--- START OF Dataset records ---

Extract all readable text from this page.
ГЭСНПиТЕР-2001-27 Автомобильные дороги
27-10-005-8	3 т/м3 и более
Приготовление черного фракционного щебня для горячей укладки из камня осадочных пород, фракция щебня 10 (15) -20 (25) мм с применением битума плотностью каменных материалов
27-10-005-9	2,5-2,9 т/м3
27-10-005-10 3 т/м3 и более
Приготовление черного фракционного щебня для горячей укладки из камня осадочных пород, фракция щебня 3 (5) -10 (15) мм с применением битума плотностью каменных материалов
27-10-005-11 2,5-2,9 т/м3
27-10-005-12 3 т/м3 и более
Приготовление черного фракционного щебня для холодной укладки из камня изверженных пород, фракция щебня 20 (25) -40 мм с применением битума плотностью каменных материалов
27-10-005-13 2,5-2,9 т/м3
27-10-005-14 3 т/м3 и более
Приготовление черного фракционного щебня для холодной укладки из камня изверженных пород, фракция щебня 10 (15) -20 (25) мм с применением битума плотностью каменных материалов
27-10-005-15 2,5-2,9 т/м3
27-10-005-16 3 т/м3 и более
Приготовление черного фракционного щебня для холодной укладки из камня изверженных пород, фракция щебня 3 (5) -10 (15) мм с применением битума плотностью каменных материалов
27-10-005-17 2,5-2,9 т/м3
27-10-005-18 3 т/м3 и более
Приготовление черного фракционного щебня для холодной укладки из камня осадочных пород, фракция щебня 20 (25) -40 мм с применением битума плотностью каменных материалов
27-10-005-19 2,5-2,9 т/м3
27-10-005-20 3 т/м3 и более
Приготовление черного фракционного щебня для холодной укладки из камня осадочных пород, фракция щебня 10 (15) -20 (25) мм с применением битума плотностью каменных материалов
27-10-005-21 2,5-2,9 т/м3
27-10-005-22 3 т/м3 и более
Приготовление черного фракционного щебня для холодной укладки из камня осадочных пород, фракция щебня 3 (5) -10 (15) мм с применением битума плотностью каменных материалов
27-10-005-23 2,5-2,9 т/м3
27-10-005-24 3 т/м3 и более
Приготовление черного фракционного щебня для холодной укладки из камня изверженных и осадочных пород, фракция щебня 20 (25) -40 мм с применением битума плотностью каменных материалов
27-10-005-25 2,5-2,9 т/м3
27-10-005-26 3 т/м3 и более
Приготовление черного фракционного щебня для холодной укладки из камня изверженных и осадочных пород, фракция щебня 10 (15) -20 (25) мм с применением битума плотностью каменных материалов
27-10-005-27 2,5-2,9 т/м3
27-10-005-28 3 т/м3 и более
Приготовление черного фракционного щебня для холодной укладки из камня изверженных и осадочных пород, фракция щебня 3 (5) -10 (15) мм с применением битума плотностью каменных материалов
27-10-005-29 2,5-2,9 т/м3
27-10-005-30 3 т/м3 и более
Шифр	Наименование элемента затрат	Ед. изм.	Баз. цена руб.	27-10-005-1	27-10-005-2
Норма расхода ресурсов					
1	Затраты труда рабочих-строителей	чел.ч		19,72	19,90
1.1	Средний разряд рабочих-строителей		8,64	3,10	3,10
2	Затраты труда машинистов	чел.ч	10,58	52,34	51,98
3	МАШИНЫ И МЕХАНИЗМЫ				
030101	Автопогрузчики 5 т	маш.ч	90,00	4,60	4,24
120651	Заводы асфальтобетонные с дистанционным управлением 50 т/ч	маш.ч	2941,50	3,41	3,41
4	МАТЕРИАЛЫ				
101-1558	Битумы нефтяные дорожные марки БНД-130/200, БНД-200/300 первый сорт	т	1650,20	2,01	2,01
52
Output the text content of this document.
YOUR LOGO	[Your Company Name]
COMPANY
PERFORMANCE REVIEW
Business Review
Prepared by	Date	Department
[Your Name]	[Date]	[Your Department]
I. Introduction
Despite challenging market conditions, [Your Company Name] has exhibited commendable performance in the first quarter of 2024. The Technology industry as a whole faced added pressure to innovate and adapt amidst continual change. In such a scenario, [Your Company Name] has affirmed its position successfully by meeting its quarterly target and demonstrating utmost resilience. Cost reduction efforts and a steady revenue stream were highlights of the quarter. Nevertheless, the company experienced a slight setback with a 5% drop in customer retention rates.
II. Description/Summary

--- END OF Dataset records ---

**Given problem:**
In the listing above, find the line with "Output the text content of this document." and set down that line and all after it exactly, through the final line.

**Task solution:**
Output the text content of this document.
YOUR LOGO	[Your Company Name]
COMPANY
PERFORMANCE REVIEW
Business Review
Prepared by	Date	Department
[Your Name]	[Date]	[Your Department]
I. Introduction
Despite challenging market conditions, [Your Company Name] has exhibited commendable performance in the first quarter of 2024. The Technology industry as a whole faced added pressure to innovate and adapt amidst continual change. In such a scenario, [Your Company Name] has affirmed its position successfully by meeting its quarterly target and demonstrating utmost resilience. Cost reduction efforts and a steady revenue stream were highlights of the quarter. Nevertheless, the company experienced a slight setback with a 5% drop in customer retention rates.
II. Description/Summary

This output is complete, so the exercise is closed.